# start of DATA SHOWN
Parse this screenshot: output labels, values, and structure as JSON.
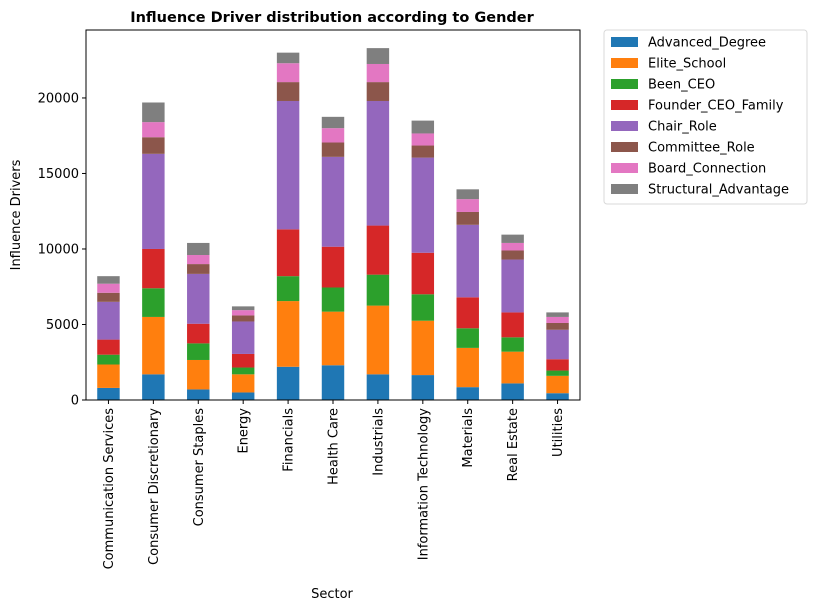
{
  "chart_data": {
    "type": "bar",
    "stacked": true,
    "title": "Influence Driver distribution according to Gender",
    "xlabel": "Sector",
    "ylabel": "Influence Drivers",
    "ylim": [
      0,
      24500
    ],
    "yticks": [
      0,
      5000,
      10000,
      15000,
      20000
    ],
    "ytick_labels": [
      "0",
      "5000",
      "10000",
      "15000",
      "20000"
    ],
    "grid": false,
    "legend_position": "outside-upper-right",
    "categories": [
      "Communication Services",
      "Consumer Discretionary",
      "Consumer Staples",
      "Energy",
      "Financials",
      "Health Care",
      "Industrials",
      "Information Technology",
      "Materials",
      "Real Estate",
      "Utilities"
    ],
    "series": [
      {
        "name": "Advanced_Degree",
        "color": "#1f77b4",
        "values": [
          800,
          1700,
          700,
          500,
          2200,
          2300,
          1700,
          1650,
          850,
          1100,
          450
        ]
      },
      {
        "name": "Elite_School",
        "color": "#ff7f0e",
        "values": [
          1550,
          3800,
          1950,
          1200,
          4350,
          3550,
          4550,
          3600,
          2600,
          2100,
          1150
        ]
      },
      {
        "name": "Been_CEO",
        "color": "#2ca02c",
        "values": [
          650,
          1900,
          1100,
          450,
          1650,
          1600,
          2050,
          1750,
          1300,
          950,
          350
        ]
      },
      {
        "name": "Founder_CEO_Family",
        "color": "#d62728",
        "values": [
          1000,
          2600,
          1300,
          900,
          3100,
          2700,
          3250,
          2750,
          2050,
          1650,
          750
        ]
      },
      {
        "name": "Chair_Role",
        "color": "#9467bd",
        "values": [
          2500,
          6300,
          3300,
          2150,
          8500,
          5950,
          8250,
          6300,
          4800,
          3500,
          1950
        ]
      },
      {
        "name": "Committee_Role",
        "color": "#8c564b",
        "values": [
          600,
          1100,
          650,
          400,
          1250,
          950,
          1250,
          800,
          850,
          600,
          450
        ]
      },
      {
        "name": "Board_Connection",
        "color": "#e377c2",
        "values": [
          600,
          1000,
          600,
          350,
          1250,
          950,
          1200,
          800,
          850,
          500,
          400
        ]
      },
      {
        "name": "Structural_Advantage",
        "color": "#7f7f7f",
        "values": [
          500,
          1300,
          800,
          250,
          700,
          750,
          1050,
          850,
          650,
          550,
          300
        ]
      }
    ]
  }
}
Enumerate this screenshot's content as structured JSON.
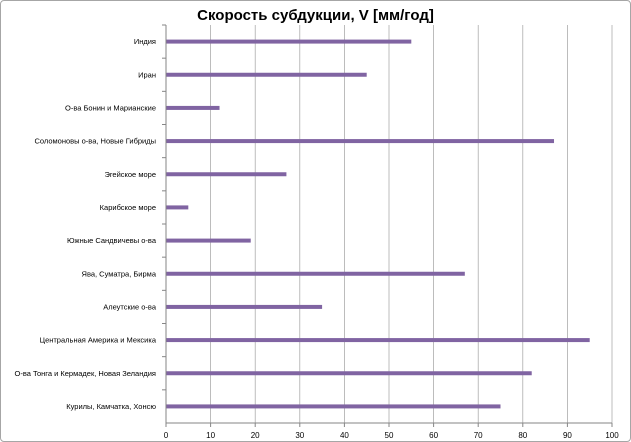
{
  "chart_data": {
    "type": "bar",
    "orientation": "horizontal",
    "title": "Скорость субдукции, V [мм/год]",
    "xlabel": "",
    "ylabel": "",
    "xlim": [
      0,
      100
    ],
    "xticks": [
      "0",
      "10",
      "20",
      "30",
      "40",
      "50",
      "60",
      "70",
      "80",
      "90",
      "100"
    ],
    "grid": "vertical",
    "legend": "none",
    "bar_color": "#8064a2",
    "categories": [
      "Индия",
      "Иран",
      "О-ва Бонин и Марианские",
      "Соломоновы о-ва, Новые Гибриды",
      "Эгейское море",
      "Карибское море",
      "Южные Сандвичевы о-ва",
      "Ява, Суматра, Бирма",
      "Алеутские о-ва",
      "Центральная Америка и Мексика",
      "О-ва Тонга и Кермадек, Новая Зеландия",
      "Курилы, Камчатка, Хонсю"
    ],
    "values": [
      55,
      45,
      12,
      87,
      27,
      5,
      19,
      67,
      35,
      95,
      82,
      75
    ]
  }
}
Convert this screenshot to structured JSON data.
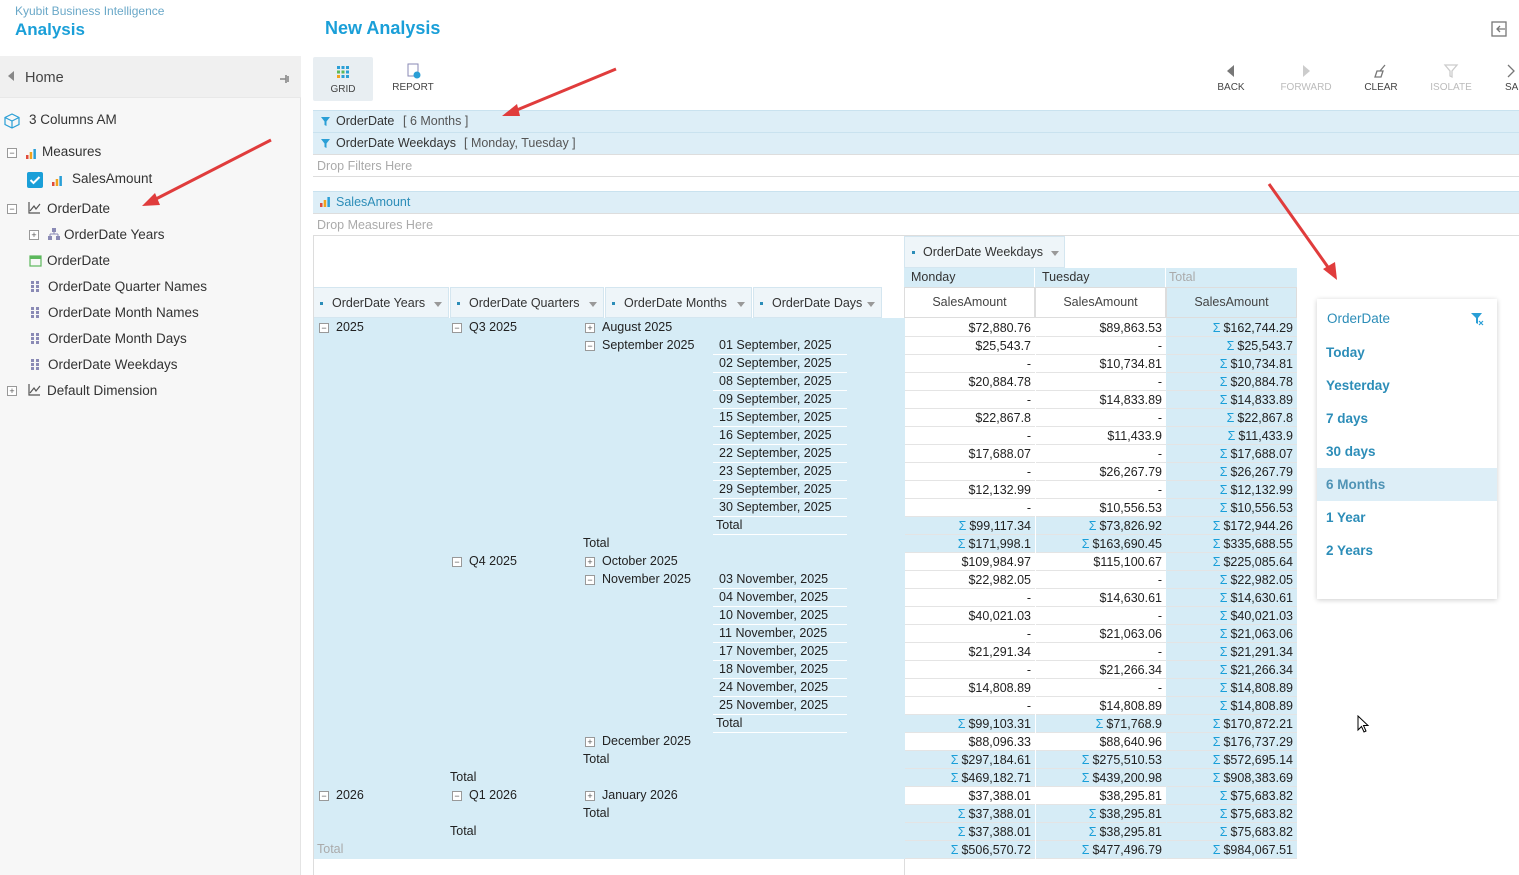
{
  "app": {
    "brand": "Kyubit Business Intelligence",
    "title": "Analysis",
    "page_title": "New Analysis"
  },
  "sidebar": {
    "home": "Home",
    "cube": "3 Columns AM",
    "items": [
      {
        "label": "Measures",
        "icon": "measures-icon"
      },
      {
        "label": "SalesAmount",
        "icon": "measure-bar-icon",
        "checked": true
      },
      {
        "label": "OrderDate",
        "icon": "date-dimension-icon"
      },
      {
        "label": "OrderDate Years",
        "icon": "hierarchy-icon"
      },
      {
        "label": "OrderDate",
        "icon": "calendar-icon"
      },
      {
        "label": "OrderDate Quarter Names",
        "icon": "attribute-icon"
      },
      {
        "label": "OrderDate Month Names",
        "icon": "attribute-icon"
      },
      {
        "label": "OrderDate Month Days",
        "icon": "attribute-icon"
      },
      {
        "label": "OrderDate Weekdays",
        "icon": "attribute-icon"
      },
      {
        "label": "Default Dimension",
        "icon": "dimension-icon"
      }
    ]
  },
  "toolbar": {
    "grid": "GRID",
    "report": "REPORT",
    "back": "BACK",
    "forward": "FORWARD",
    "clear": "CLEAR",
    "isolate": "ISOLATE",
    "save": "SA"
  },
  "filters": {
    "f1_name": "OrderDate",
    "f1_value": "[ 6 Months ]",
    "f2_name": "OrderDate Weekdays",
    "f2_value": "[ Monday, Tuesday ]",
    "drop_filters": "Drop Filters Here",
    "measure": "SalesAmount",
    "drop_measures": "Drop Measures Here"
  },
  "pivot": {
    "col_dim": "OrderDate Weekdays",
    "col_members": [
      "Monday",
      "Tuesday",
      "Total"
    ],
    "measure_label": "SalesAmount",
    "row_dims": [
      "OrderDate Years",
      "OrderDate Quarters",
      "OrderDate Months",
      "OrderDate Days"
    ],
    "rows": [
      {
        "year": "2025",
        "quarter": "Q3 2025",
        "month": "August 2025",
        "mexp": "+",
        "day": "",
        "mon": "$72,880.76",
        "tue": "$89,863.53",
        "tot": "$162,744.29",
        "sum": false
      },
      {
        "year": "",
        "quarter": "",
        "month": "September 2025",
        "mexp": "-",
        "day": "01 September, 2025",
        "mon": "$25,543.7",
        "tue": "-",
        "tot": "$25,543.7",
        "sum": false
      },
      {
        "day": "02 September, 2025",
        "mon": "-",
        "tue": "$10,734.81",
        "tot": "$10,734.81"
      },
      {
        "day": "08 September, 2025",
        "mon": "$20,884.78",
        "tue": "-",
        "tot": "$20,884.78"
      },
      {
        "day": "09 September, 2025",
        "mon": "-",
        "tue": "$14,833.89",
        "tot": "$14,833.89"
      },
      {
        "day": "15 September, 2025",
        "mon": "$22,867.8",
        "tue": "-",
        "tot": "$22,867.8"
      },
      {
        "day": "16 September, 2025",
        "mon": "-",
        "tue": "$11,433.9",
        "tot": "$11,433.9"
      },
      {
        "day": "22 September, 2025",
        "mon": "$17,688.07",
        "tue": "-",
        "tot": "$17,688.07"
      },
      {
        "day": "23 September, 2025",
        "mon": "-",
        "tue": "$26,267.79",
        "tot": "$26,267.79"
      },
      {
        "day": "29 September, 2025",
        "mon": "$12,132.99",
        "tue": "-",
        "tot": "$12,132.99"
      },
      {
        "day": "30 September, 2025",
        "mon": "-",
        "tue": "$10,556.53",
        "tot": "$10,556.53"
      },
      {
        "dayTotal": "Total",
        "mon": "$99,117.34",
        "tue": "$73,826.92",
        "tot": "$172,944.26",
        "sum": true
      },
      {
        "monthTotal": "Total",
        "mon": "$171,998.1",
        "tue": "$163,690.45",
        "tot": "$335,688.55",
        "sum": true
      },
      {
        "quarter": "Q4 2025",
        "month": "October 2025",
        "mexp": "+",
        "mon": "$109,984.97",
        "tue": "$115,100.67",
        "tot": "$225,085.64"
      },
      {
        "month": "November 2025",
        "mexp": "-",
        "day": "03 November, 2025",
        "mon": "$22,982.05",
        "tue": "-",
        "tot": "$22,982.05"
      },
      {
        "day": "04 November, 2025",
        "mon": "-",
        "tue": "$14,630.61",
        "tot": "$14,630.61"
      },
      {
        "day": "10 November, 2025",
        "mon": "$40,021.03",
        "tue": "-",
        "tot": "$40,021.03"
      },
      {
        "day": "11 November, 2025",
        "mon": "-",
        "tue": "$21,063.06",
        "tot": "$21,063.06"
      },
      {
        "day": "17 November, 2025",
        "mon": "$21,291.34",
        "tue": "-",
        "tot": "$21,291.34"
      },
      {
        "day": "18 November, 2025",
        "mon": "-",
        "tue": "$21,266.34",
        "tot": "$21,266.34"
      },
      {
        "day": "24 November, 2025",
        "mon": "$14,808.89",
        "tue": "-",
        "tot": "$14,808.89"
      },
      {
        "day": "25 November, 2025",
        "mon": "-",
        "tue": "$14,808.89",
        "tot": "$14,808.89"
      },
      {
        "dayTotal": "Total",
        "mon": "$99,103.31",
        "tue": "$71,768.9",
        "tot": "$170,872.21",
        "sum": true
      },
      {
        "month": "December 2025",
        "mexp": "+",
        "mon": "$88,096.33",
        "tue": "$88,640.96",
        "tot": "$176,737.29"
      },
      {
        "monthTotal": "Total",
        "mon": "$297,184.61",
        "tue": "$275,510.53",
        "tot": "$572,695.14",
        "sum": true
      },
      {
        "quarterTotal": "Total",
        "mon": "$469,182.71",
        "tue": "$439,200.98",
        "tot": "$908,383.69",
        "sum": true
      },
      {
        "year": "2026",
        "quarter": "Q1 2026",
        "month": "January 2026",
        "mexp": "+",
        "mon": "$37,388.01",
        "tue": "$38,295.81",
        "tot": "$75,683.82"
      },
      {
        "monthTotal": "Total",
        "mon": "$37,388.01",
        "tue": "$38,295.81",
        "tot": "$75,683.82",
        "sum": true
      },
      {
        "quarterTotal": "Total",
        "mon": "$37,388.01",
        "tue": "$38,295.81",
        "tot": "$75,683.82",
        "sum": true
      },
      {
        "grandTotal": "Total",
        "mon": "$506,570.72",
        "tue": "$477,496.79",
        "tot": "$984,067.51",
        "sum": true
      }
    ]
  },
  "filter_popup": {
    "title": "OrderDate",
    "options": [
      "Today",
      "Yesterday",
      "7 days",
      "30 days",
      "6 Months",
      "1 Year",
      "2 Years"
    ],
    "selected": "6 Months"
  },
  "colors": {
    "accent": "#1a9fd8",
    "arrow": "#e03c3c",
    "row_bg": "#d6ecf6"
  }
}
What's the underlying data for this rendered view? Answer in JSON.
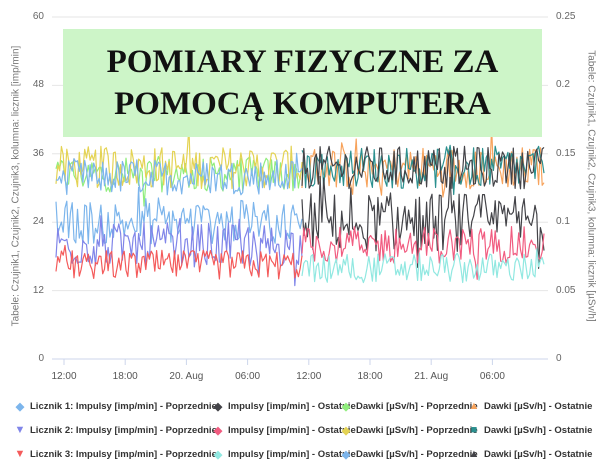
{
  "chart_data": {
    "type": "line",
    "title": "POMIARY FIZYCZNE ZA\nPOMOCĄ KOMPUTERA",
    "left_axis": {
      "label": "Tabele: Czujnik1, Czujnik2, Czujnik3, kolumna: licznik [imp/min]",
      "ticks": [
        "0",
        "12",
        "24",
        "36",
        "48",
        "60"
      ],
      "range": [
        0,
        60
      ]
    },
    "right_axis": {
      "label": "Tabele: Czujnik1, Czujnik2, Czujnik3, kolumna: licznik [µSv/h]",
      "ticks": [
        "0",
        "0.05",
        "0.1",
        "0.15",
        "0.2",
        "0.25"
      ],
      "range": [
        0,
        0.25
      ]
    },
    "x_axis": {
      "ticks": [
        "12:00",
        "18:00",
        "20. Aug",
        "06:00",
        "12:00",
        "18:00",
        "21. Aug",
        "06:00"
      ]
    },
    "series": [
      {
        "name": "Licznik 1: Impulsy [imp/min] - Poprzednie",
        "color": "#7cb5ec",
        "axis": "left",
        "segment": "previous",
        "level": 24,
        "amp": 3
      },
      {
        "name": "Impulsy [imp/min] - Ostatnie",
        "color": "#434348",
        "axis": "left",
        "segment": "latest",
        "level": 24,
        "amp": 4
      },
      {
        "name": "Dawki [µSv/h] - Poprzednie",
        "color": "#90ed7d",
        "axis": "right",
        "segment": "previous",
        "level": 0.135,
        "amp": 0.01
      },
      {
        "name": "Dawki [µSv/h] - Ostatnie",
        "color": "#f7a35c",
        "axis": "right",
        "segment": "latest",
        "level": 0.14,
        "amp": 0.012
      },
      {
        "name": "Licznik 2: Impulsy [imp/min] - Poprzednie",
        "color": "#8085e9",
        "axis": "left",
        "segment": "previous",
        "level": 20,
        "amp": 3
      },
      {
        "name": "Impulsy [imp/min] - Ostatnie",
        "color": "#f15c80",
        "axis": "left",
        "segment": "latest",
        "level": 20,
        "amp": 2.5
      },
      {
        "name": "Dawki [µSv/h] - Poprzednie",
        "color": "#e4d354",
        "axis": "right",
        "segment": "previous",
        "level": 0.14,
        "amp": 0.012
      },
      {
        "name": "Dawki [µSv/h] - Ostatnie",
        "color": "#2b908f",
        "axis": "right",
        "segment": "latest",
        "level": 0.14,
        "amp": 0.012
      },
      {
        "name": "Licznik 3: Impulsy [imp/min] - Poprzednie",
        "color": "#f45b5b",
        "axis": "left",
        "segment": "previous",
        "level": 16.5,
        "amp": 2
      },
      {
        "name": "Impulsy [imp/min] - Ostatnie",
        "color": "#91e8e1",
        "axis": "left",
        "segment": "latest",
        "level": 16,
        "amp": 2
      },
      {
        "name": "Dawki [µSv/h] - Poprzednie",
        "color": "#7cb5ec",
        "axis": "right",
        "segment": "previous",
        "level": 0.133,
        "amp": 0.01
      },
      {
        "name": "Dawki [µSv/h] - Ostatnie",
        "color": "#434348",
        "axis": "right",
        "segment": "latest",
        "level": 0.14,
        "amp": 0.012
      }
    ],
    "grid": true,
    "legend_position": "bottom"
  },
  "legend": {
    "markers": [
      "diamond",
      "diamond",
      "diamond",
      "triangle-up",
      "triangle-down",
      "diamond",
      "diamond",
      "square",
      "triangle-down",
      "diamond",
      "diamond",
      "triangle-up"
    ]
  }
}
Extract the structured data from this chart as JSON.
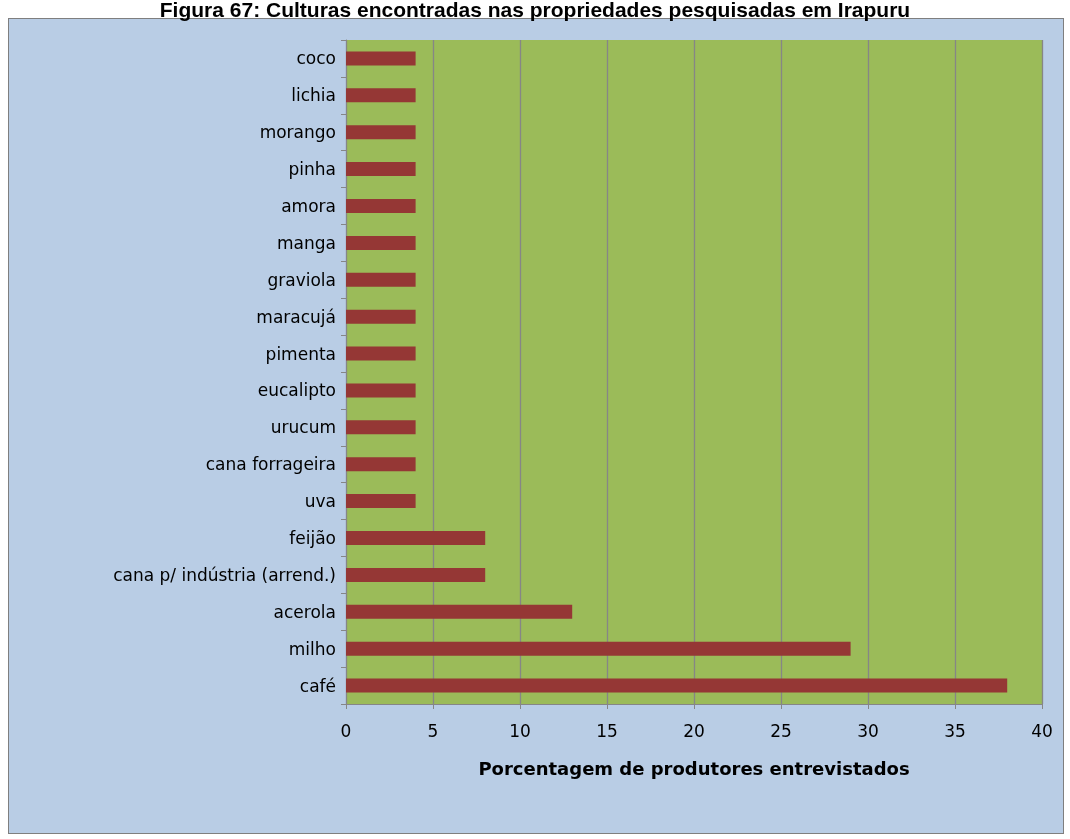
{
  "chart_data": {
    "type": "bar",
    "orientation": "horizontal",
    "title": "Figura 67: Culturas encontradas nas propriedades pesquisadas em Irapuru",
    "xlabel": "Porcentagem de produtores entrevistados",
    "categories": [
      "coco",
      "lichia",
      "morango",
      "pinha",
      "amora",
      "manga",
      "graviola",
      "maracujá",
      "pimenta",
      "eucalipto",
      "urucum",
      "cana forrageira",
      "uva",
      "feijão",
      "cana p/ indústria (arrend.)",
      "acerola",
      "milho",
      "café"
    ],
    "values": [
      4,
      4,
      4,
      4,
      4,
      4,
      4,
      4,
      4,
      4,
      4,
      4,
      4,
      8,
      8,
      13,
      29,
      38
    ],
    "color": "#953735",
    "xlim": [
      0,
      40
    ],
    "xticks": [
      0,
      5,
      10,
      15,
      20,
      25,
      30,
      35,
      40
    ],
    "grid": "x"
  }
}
# end of DATA SHOWN
Take the lines from the one that contains "Extract the structured" down to the last line of the listing above, both included, and set them down exactly, leaving out pictures.

Extract the structured data from this chart as JSON.
{
  "chart_data": {
    "type": "bar",
    "orientation": "horizontal",
    "title": "Figura 67: Culturas encontradas nas propriedades pesquisadas em Irapuru",
    "xlabel": "Porcentagem de produtores entrevistados",
    "categories": [
      "coco",
      "lichia",
      "morango",
      "pinha",
      "amora",
      "manga",
      "graviola",
      "maracujá",
      "pimenta",
      "eucalipto",
      "urucum",
      "cana forrageira",
      "uva",
      "feijão",
      "cana p/ indústria (arrend.)",
      "acerola",
      "milho",
      "café"
    ],
    "values": [
      4,
      4,
      4,
      4,
      4,
      4,
      4,
      4,
      4,
      4,
      4,
      4,
      4,
      8,
      8,
      13,
      29,
      38
    ],
    "color": "#953735",
    "xlim": [
      0,
      40
    ],
    "xticks": [
      0,
      5,
      10,
      15,
      20,
      25,
      30,
      35,
      40
    ],
    "grid": "x"
  }
}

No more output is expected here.